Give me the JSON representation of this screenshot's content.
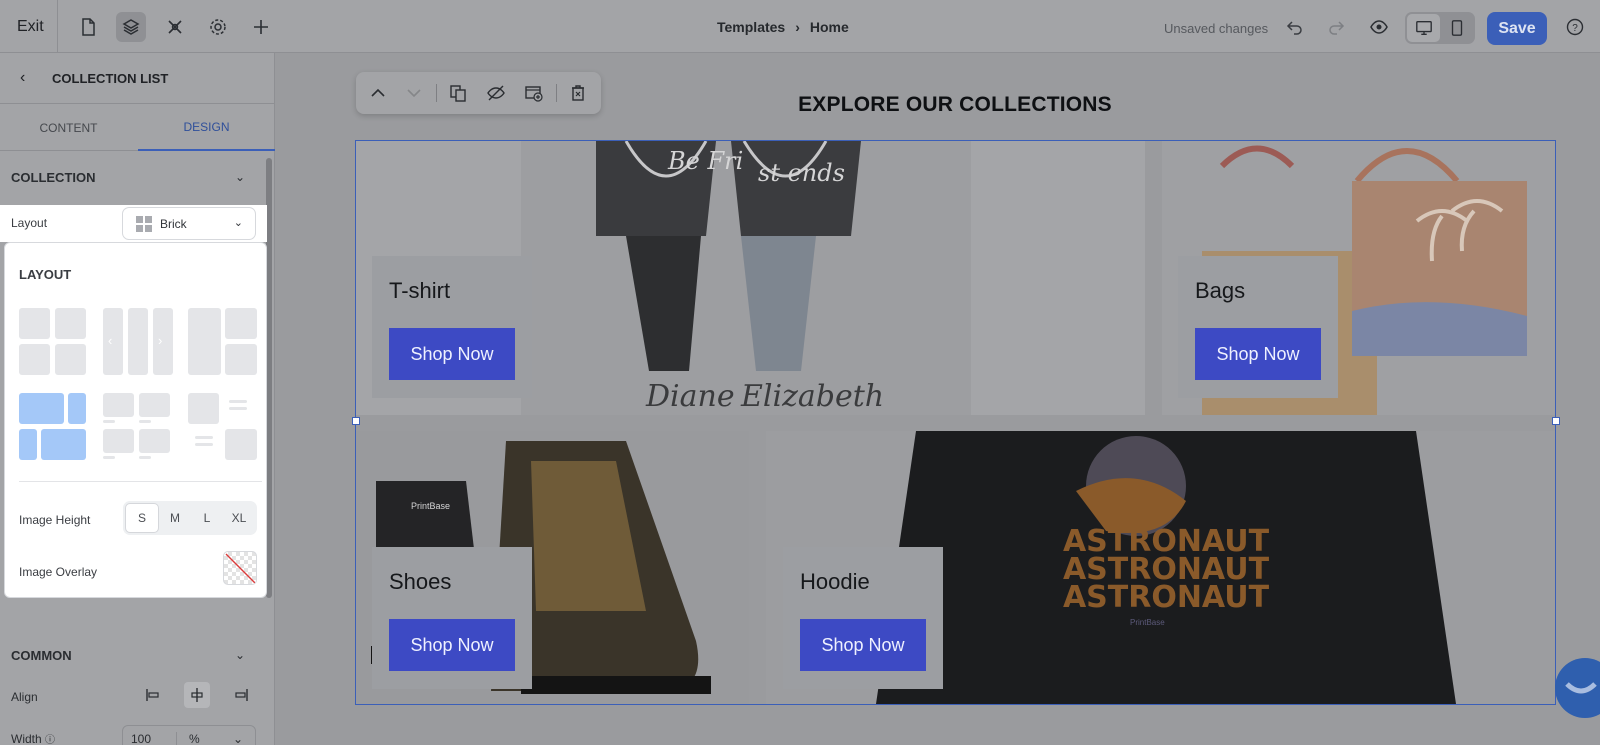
{
  "topbar": {
    "exit_label": "Exit",
    "icons": [
      "page-icon",
      "layers-icon",
      "tools-icon",
      "settings-icon",
      "add-icon"
    ],
    "breadcrumb": {
      "parent": "Templates",
      "current": "Home"
    },
    "status": "Unsaved changes",
    "save_label": "Save"
  },
  "left_panel": {
    "title": "COLLECTION LIST",
    "tabs": [
      {
        "label": "CONTENT",
        "active": false
      },
      {
        "label": "DESIGN",
        "active": true
      }
    ],
    "collection_section": "COLLECTION",
    "layout_label": "Layout",
    "layout_value": "Brick",
    "layout_popup": {
      "title": "LAYOUT",
      "selected_option": "brick",
      "image_height_label": "Image Height",
      "image_height_options": [
        "S",
        "M",
        "L",
        "XL"
      ],
      "image_height_selected": "S",
      "image_overlay_label": "Image Overlay"
    },
    "common_section": "COMMON",
    "align_label": "Align",
    "width_label": "Width",
    "width_value": "100",
    "width_unit": "%"
  },
  "canvas": {
    "heading": "EXPLORE OUR COLLECTIONS",
    "collections": [
      {
        "title": "T-shirt",
        "button": "Shop Now"
      },
      {
        "title": "Bags",
        "button": "Shop Now"
      },
      {
        "title": "Shoes",
        "button": "Shop Now"
      },
      {
        "title": "Hoodie",
        "button": "Shop Now"
      }
    ],
    "tshirt_print": {
      "heart_left": "Be Fri",
      "heart_right": "st ends",
      "name_left": "Diane",
      "name_right": "Elizabeth"
    },
    "shoe_brand": "PrintBase",
    "hoodie_print": [
      "ASTRONAUT",
      "ASTRONAUT",
      "ASTRONAUT"
    ],
    "hoodie_brand": "PrintBase"
  },
  "colors": {
    "accent": "#5b63e0",
    "overlay": "#9a9b9e",
    "save": "#3b5fb8"
  }
}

● **WHAT TO WORK ON**
Write out the full set of lines verbatim, without the pictures.

● **TASK OUTPUT**
Give me the JSON representation of this screenshot's content.
{
  "topbar": {
    "exit_label": "Exit",
    "icons": [
      "page-icon",
      "layers-icon",
      "tools-icon",
      "settings-icon",
      "add-icon"
    ],
    "breadcrumb": {
      "parent": "Templates",
      "current": "Home"
    },
    "status": "Unsaved changes",
    "save_label": "Save"
  },
  "left_panel": {
    "title": "COLLECTION LIST",
    "tabs": [
      {
        "label": "CONTENT",
        "active": false
      },
      {
        "label": "DESIGN",
        "active": true
      }
    ],
    "collection_section": "COLLECTION",
    "layout_label": "Layout",
    "layout_value": "Brick",
    "layout_popup": {
      "title": "LAYOUT",
      "selected_option": "brick",
      "image_height_label": "Image Height",
      "image_height_options": [
        "S",
        "M",
        "L",
        "XL"
      ],
      "image_height_selected": "S",
      "image_overlay_label": "Image Overlay"
    },
    "common_section": "COMMON",
    "align_label": "Align",
    "width_label": "Width",
    "width_value": "100",
    "width_unit": "%"
  },
  "canvas": {
    "heading": "EXPLORE OUR COLLECTIONS",
    "collections": [
      {
        "title": "T-shirt",
        "button": "Shop Now"
      },
      {
        "title": "Bags",
        "button": "Shop Now"
      },
      {
        "title": "Shoes",
        "button": "Shop Now"
      },
      {
        "title": "Hoodie",
        "button": "Shop Now"
      }
    ],
    "tshirt_print": {
      "heart_left": "Be Fri",
      "heart_right": "st ends",
      "name_left": "Diane",
      "name_right": "Elizabeth"
    },
    "shoe_brand": "PrintBase",
    "hoodie_print": [
      "ASTRONAUT",
      "ASTRONAUT",
      "ASTRONAUT"
    ],
    "hoodie_brand": "PrintBase"
  },
  "colors": {
    "accent": "#5b63e0",
    "overlay": "#9a9b9e",
    "save": "#3b5fb8"
  }
}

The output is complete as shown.